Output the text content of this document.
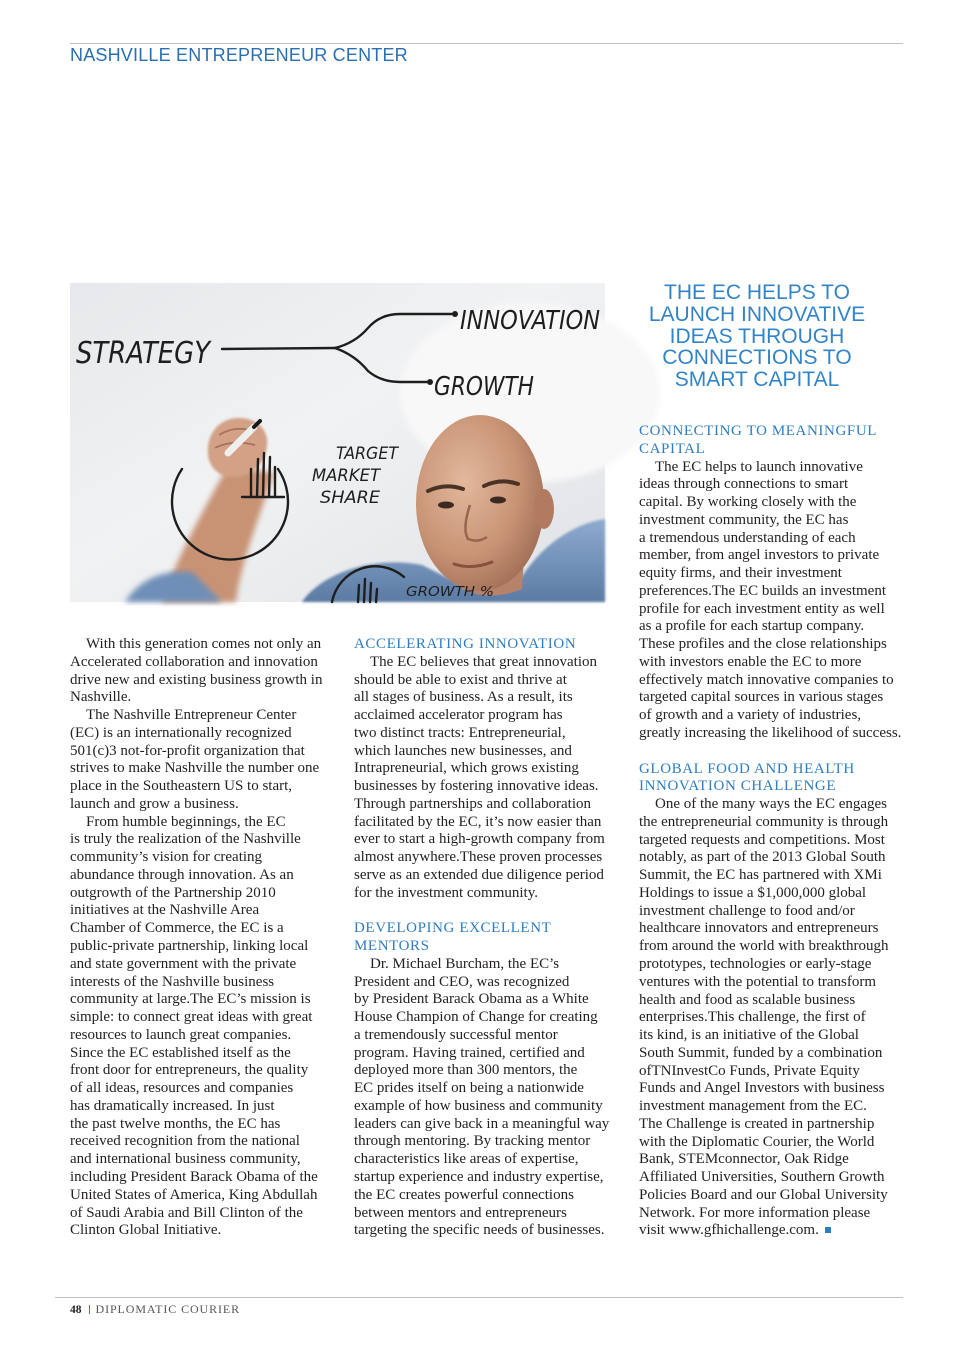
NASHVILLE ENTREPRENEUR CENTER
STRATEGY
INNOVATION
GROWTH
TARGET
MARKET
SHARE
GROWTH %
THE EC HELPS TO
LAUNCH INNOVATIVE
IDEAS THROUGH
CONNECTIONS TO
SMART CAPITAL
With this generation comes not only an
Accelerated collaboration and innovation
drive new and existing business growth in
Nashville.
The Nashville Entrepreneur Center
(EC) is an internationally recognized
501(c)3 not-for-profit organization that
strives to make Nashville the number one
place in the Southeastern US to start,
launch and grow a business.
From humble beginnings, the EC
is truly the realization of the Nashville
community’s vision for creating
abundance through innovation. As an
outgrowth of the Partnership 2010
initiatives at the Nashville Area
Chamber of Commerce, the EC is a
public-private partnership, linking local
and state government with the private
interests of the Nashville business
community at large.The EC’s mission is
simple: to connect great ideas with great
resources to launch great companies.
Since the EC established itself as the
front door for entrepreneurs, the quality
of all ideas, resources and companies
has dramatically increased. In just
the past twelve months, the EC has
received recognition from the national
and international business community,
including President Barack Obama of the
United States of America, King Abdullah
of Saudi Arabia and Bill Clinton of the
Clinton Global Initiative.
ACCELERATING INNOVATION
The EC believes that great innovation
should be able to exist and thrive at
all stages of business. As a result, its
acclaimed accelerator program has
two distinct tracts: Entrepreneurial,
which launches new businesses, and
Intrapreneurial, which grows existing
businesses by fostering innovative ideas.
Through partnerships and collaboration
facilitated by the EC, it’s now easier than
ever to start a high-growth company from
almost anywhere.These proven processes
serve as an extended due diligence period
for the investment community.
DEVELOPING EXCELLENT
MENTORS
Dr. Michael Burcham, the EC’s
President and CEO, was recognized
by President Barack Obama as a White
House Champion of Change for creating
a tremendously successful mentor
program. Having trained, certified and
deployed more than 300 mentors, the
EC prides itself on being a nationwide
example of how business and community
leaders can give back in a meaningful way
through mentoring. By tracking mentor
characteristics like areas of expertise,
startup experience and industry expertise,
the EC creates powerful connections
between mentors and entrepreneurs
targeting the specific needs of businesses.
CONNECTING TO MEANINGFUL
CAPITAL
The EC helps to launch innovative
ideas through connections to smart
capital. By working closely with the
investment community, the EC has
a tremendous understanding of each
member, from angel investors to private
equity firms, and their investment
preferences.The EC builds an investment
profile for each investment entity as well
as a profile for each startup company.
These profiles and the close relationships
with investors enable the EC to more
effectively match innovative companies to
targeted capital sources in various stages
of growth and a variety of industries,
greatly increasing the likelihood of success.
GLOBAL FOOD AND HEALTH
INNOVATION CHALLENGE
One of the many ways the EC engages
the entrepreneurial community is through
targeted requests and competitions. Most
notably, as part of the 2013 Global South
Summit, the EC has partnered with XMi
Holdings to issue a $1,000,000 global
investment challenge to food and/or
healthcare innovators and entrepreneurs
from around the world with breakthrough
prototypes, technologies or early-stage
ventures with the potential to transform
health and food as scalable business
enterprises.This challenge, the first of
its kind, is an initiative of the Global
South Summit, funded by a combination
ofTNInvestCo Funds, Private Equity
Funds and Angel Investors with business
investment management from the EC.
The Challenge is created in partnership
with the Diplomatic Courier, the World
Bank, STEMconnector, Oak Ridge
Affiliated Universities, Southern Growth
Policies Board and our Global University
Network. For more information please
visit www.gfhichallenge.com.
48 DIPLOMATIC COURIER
+---+
REQUIREMENT – From the listing above, pick out each line where the word "that" appears.

EXERCISE ANSWER –
501(c)3 not-for-profit organization that
The EC believes that great innovation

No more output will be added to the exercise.